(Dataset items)

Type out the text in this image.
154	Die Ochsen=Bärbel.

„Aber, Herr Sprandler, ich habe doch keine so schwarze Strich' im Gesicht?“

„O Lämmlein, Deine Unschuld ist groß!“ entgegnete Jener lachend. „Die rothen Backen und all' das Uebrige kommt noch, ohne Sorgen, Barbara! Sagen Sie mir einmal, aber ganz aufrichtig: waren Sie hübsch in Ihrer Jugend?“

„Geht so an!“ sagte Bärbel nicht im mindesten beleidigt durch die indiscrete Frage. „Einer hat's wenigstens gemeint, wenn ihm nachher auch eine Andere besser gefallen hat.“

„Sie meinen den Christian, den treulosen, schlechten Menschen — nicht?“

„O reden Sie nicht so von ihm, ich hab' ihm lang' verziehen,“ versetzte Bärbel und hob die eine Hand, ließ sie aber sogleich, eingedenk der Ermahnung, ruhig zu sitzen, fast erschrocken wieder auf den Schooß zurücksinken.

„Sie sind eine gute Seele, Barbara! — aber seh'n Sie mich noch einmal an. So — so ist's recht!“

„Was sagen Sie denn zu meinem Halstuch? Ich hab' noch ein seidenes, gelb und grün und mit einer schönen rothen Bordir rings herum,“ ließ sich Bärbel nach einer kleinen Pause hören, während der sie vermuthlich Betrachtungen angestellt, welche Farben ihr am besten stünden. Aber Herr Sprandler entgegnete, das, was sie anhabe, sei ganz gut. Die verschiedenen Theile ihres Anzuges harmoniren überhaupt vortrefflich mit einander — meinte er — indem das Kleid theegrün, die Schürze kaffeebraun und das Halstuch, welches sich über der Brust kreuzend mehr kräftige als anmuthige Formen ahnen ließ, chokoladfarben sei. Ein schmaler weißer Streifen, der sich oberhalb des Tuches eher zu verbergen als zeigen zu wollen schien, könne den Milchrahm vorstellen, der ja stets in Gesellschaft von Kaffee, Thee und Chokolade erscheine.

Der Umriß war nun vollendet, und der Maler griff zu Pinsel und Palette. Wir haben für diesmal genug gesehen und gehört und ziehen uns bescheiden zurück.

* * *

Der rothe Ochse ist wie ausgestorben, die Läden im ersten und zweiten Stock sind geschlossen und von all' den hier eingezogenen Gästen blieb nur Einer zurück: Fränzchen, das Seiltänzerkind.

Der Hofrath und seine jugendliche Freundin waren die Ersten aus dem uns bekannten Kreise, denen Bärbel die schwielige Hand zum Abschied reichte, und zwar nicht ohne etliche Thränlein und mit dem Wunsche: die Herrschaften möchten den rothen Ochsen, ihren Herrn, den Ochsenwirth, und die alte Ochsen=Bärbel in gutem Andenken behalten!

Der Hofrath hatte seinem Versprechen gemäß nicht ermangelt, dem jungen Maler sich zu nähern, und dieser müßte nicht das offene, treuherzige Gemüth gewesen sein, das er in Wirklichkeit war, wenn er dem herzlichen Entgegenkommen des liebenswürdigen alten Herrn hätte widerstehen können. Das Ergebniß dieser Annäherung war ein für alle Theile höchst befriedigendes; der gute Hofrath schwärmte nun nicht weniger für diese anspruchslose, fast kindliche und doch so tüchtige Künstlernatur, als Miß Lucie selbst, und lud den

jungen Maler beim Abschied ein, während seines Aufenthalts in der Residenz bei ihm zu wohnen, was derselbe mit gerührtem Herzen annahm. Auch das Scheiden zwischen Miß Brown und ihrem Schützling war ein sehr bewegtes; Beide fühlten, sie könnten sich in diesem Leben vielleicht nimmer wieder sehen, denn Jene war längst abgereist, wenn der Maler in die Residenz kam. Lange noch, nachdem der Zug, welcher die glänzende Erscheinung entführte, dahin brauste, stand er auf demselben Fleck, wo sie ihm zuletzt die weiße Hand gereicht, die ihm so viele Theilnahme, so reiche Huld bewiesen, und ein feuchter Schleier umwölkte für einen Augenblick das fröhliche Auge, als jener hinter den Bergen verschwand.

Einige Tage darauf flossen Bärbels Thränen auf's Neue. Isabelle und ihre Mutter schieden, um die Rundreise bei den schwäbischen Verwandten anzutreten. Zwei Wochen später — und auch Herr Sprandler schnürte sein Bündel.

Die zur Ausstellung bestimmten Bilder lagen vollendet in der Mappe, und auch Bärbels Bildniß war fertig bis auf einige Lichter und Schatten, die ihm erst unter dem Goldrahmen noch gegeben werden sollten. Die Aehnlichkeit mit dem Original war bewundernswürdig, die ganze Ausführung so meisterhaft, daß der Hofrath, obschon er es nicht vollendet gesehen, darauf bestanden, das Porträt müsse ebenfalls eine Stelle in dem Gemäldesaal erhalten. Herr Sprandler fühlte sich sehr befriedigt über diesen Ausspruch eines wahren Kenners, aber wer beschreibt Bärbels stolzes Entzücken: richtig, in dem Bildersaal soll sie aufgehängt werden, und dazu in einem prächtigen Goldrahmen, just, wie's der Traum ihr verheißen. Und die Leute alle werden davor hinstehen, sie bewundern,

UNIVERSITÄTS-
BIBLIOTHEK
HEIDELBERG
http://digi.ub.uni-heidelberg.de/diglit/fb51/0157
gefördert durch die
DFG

# Work to be completed:
In the entries above, identify every line with the string "Barbara".

# The reply:
„O Lämmlein, Deine Unschuld ist groß!“ entgegnete Jener lachend. „Die rothen Backen und all' das Uebrige kommt noch, ohne Sorgen, Barbara! Sagen Sie mir einmal, aber ganz aufrichtig: waren Sie hübsch in Ihrer Jugend?“
„Sie sind eine gute Seele, Barbara! — aber seh'n Sie mich noch einmal an. So — so ist's recht!“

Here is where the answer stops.